• **Given request**
Each line containing the word "vytápění" must be collected.

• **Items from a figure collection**

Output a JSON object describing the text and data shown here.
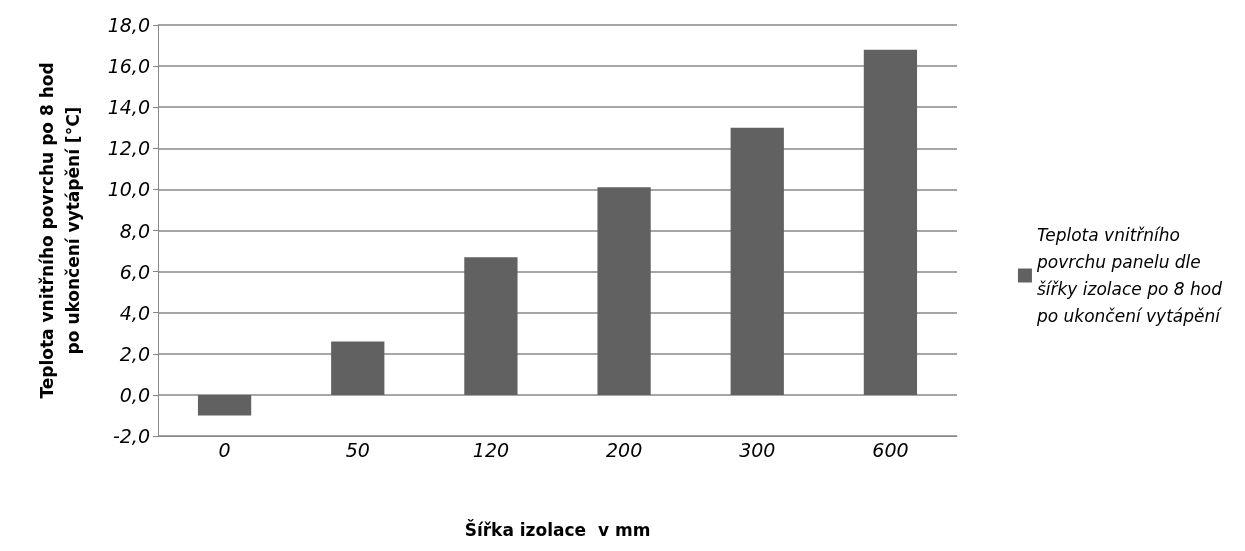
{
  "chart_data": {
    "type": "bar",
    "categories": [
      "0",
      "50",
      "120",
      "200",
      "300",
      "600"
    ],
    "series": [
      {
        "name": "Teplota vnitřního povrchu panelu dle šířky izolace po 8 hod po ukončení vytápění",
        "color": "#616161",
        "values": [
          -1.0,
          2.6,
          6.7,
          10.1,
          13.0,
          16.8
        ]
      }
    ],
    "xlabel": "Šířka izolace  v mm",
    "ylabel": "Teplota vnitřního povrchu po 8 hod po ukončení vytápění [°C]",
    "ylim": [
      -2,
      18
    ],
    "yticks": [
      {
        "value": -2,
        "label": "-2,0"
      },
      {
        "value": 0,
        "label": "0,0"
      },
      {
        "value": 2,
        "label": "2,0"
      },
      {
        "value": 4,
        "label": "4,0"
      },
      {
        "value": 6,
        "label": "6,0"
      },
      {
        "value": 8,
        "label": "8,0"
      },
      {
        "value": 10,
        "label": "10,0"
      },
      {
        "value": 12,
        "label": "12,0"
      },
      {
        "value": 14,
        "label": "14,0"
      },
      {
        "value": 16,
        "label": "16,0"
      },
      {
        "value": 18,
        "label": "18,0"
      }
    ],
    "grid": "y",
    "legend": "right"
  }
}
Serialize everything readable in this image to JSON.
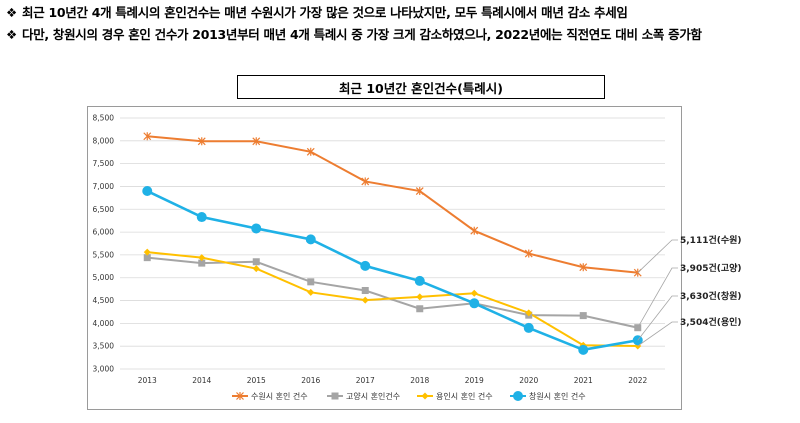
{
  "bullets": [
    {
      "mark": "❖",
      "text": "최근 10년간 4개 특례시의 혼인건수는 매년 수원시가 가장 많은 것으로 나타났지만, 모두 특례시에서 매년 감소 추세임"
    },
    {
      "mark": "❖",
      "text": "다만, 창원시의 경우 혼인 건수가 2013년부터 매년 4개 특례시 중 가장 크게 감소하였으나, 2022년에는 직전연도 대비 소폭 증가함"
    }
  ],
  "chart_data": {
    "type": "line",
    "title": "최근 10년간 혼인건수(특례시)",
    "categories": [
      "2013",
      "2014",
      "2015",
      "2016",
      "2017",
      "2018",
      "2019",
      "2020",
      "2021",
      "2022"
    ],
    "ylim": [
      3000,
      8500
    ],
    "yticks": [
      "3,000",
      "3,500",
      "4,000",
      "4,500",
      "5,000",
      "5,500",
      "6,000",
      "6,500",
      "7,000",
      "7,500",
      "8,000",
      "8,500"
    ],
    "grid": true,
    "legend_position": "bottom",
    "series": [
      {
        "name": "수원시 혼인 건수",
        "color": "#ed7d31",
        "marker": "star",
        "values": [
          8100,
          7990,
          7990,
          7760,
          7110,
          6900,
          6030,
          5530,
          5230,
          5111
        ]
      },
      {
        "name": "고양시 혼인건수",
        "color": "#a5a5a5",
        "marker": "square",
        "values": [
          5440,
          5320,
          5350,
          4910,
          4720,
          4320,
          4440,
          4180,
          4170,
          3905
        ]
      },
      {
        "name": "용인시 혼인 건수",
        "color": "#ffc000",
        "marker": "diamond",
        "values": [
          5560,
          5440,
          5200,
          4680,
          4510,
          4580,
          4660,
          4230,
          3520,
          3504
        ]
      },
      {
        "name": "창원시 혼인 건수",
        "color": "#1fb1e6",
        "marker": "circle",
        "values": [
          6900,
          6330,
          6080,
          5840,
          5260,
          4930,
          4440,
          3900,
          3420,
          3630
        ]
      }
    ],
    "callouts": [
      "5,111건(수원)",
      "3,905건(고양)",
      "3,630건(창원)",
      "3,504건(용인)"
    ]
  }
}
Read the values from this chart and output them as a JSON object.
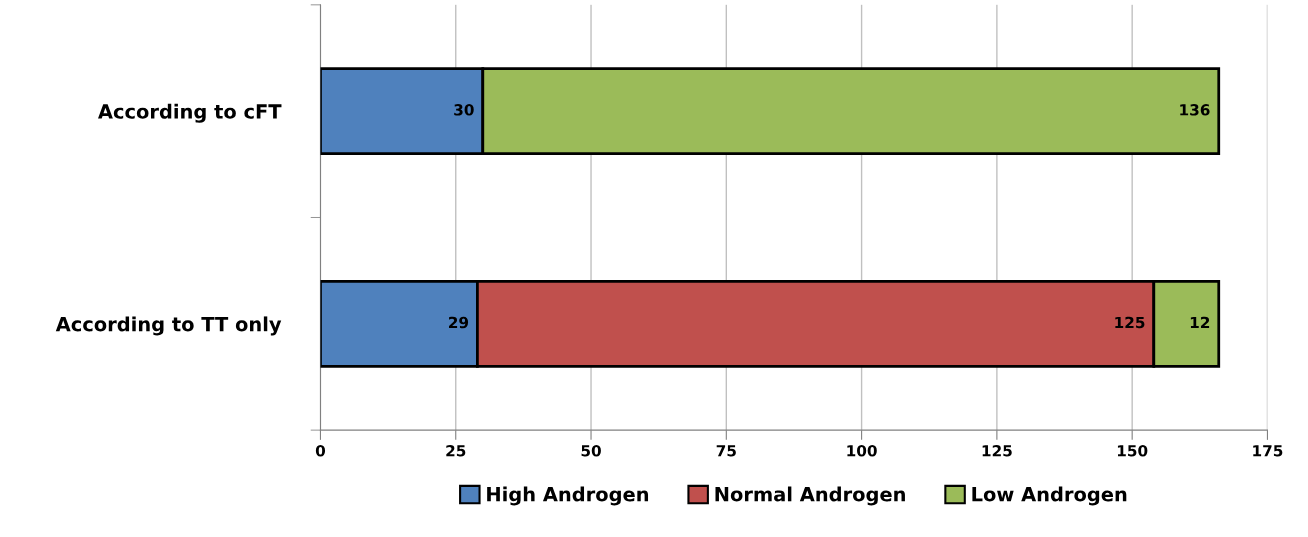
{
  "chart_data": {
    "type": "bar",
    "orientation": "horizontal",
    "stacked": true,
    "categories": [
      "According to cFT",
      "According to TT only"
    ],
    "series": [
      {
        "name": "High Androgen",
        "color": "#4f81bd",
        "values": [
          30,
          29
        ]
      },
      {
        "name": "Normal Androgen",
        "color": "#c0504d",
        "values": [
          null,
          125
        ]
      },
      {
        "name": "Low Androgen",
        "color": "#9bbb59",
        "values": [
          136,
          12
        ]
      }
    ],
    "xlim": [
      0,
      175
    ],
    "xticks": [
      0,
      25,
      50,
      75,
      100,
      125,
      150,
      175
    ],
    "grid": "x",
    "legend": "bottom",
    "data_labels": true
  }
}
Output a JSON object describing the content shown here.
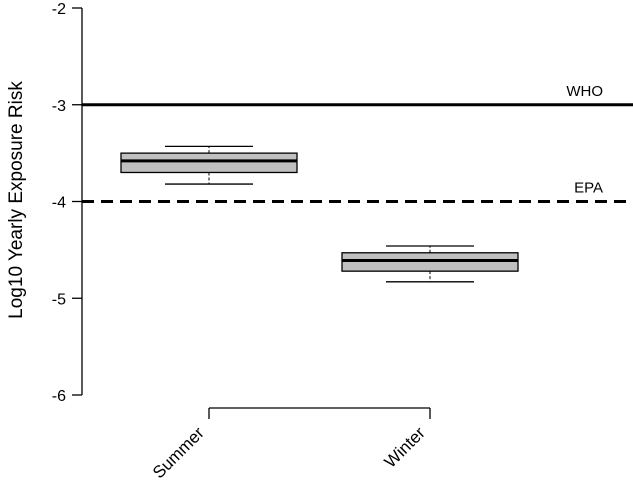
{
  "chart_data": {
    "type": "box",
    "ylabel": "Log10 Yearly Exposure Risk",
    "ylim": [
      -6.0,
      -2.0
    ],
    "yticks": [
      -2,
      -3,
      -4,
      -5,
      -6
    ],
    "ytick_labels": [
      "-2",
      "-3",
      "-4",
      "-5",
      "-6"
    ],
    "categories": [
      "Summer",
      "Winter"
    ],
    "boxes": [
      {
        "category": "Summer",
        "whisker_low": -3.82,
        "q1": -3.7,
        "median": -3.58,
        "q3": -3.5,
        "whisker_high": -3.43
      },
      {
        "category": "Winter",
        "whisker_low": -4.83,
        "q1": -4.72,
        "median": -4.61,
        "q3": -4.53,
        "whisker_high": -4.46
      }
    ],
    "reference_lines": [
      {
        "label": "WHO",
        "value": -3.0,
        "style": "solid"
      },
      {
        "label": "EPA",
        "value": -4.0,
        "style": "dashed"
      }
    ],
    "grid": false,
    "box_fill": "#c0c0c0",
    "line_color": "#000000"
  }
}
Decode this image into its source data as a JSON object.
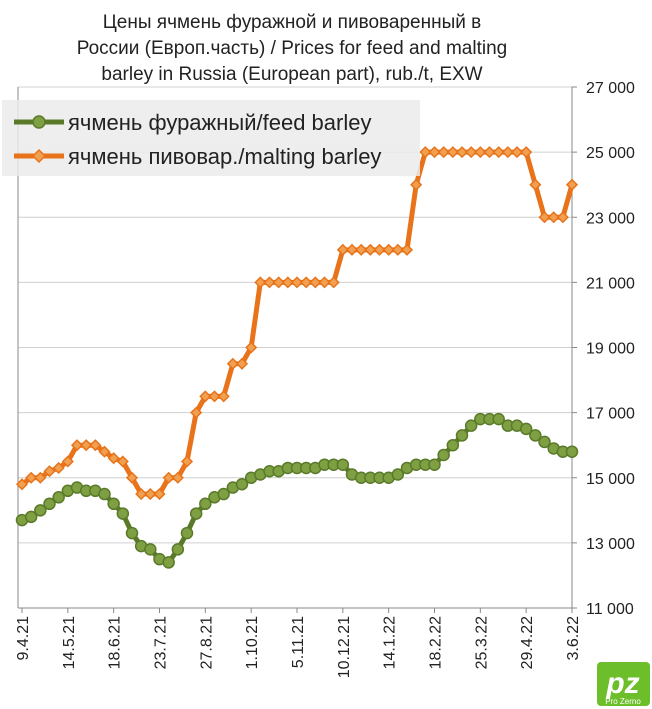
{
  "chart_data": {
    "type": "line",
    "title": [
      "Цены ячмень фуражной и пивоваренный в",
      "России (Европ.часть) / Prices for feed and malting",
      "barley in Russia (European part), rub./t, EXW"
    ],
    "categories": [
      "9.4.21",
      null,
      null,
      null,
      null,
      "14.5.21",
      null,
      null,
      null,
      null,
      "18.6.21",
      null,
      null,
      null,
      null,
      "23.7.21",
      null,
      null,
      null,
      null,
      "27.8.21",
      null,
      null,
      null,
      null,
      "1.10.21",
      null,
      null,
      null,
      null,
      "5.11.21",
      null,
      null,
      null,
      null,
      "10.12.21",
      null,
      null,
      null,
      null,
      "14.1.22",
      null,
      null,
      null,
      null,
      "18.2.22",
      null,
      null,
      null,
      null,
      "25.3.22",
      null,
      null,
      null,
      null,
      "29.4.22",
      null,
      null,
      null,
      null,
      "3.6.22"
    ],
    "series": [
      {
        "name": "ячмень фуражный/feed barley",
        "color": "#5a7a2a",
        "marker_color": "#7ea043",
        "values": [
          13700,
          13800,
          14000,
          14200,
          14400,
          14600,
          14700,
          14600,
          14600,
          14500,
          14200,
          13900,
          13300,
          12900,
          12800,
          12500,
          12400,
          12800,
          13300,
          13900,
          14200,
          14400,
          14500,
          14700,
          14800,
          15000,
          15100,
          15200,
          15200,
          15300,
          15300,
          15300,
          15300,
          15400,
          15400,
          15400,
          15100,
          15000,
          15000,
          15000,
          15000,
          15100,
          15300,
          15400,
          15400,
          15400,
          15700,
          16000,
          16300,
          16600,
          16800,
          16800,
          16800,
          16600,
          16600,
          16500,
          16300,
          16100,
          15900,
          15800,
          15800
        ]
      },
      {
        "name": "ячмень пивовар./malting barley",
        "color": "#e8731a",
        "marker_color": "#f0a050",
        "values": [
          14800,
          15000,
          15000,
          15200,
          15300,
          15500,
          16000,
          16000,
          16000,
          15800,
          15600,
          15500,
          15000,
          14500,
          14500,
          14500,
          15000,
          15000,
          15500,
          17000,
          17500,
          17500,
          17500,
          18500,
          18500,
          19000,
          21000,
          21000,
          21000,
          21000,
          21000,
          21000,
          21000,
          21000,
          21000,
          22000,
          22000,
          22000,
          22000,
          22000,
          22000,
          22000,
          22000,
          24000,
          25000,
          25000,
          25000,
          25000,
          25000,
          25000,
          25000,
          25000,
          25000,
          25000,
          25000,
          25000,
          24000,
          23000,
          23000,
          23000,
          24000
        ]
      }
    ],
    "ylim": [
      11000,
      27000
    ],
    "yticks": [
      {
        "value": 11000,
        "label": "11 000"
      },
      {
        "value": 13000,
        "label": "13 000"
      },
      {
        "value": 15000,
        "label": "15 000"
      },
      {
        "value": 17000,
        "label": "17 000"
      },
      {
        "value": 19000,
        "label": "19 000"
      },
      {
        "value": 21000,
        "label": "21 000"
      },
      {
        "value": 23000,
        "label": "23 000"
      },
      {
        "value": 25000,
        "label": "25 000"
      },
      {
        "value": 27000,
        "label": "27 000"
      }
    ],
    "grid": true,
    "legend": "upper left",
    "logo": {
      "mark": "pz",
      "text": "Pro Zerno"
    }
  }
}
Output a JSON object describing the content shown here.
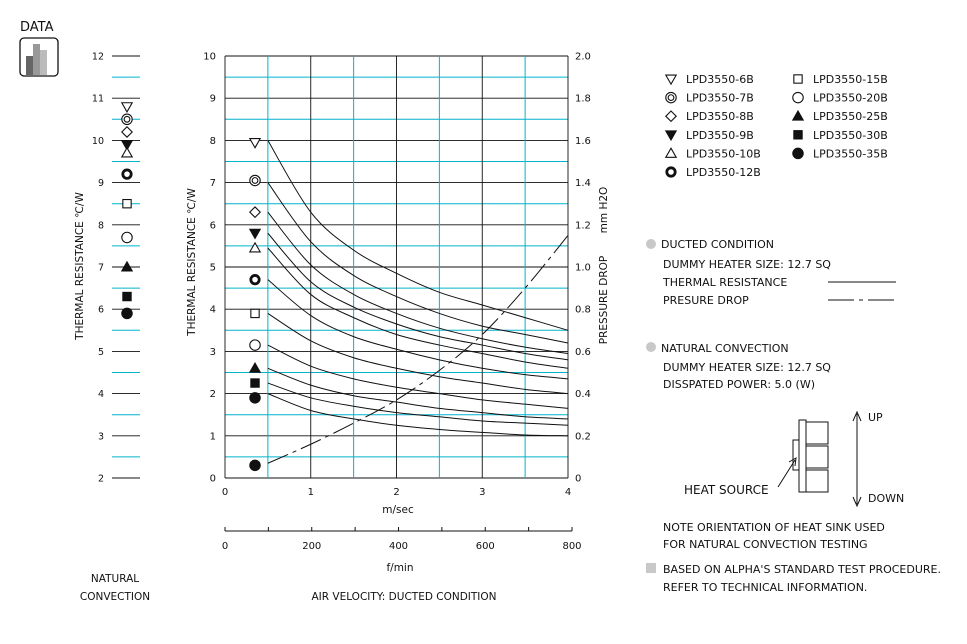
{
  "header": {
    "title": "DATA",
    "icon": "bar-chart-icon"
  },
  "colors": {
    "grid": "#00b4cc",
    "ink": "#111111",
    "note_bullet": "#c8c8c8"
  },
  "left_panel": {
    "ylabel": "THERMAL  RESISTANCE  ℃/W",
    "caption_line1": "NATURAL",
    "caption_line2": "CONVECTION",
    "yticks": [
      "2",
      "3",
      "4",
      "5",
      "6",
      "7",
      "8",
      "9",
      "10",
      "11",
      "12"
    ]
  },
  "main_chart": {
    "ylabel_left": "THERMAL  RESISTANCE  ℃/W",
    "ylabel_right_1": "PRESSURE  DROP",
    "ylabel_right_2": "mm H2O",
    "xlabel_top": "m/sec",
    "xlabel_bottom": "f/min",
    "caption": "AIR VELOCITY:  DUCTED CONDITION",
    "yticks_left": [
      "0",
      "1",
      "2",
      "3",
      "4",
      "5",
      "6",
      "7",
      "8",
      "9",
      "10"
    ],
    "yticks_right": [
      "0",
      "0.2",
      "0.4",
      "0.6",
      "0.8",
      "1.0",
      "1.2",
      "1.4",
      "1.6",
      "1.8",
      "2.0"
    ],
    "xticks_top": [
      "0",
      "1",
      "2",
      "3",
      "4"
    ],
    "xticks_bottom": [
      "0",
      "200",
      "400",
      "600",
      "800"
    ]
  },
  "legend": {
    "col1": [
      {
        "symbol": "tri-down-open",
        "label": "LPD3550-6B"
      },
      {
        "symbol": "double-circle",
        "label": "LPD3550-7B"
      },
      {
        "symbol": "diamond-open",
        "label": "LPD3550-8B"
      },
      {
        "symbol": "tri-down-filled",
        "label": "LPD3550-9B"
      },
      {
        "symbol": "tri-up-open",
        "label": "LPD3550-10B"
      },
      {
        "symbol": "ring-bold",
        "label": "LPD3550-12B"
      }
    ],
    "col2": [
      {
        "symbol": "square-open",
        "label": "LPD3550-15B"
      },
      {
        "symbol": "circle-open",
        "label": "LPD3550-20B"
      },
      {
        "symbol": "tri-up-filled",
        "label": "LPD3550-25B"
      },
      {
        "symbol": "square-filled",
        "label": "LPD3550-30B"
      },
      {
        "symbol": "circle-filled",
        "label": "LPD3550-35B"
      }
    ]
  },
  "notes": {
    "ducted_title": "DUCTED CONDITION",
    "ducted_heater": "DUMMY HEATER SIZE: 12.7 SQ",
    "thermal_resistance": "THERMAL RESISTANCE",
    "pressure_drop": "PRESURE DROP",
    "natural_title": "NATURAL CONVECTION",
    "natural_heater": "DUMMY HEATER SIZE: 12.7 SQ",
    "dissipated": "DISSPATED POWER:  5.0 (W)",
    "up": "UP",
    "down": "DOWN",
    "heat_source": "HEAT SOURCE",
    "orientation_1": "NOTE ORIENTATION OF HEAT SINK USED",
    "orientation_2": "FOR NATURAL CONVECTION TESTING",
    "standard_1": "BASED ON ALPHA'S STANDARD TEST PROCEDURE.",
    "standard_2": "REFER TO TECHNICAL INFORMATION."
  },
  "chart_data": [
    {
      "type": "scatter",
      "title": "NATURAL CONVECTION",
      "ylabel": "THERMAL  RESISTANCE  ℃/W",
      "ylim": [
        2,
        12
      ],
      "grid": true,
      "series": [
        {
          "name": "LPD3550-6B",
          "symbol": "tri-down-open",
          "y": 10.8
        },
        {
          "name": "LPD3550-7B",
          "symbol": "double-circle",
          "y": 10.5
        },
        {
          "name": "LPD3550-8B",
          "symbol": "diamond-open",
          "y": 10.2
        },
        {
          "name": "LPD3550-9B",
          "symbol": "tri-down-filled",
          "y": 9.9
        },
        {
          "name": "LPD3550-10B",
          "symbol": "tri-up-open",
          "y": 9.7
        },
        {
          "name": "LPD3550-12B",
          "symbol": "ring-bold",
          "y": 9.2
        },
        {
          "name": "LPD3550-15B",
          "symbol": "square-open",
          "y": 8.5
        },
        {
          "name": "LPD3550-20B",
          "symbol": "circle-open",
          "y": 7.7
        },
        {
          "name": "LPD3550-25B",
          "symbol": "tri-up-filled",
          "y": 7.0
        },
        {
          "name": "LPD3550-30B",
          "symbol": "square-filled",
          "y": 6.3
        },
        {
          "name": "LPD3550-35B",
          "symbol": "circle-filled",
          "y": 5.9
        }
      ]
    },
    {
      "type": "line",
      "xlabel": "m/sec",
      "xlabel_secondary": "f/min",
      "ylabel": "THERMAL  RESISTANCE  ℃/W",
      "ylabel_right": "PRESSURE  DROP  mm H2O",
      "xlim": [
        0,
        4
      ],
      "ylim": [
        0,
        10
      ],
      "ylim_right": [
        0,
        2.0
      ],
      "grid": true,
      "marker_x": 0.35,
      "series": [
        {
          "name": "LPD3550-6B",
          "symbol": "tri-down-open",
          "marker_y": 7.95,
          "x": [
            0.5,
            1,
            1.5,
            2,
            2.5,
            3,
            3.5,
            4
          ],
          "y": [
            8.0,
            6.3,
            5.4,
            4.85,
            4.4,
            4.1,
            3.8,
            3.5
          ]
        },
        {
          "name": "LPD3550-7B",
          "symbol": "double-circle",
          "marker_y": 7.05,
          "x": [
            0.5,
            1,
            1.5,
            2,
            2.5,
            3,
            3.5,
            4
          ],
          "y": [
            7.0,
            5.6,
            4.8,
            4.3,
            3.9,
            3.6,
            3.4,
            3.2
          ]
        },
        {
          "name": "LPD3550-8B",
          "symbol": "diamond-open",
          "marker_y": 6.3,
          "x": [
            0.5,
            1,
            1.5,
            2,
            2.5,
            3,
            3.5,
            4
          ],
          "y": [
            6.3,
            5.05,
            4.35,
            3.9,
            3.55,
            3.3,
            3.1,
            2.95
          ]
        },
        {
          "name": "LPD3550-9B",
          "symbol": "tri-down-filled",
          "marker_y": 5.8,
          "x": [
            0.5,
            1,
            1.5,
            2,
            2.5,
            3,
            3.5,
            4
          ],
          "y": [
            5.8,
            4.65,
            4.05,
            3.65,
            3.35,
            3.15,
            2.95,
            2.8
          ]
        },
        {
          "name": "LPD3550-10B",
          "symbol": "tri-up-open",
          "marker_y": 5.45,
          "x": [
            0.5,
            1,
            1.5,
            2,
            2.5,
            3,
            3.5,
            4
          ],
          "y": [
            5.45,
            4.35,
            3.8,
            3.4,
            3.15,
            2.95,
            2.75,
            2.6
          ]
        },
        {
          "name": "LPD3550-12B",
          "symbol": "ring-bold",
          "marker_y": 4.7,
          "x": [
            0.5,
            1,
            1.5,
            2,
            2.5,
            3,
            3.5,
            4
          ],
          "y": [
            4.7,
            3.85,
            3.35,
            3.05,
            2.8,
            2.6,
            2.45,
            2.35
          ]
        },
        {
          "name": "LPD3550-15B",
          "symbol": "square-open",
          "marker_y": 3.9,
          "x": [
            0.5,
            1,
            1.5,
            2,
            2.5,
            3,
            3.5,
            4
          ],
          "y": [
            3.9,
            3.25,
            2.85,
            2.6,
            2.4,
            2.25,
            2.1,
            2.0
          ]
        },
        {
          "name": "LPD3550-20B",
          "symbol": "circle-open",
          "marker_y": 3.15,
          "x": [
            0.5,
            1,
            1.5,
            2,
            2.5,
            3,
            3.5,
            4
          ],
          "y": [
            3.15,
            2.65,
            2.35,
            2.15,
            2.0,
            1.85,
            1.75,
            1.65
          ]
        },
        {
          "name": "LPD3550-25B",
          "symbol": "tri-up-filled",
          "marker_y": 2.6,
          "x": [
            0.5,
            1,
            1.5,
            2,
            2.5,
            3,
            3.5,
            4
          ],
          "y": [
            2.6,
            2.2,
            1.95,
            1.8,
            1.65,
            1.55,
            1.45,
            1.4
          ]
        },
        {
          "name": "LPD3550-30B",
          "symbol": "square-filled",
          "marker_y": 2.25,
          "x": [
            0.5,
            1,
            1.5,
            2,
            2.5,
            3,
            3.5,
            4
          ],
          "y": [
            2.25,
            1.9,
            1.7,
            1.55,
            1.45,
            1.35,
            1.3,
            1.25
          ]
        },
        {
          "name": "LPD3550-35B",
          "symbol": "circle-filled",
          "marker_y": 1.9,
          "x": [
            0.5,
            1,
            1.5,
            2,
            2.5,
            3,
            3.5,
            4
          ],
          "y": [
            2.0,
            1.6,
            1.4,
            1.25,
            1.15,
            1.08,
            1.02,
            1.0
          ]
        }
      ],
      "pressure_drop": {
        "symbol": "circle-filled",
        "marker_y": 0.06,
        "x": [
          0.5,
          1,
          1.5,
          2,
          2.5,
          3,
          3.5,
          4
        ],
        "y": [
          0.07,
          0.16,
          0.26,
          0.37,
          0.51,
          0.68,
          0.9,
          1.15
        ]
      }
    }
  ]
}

• **Output below**
        "name": "Teplota vnitřního povrchu panelu dle šířky izolace po 8 hod po ukončení vytápění",
    "ylabel": "Teplota vnitřního povrchu po 8 hod po ukončení vytápění [°C]",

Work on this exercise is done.